**Listed records**
□ □ □ □ □

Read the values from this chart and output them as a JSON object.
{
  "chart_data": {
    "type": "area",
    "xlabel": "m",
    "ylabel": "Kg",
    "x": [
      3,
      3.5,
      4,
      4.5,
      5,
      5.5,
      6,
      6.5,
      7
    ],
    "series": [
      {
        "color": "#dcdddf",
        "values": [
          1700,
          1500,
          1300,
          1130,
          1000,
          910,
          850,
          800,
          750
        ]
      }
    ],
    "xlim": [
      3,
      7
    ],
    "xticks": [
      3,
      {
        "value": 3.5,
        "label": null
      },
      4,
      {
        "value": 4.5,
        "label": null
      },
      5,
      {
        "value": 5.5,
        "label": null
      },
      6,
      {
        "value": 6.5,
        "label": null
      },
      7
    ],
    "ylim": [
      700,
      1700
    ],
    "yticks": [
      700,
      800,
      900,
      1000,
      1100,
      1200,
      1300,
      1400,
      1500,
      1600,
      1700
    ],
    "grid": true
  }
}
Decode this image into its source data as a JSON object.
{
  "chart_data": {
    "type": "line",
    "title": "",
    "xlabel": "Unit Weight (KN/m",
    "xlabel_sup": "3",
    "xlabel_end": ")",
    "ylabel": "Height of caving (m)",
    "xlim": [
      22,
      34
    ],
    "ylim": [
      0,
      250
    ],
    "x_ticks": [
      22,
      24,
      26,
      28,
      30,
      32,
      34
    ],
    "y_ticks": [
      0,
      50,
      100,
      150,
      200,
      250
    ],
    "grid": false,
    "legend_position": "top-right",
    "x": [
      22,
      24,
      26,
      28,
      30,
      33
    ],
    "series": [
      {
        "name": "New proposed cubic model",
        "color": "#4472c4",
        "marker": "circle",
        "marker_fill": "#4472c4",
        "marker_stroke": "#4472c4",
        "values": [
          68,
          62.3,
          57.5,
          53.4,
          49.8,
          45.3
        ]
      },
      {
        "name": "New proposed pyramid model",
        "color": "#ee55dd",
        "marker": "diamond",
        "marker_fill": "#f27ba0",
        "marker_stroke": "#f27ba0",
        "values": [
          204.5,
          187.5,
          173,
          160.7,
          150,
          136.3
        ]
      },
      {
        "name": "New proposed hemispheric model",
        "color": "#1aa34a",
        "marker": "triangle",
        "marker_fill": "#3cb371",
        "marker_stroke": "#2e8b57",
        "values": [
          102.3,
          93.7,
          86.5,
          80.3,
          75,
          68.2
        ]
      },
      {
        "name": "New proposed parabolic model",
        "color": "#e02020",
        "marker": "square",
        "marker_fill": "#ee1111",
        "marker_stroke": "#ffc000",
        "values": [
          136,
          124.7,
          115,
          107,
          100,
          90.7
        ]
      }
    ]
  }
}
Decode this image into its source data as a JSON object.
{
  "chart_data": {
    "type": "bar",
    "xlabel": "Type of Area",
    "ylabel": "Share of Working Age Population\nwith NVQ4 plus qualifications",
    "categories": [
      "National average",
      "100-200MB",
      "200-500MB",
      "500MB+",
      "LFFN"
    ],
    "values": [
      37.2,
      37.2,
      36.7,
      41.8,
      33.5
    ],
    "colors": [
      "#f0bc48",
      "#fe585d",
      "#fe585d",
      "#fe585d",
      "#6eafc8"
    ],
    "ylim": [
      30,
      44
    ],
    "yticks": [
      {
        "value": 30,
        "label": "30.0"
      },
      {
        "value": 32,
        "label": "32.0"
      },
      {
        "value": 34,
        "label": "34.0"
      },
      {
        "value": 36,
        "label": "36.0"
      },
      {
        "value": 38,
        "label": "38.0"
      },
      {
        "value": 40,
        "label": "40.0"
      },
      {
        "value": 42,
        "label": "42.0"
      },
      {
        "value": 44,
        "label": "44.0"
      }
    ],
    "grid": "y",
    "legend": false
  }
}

□ □ □ □ □

**What is asked**
Give only the number of lines in the listing above that include the string "ylabel".

**Answer for the task**
3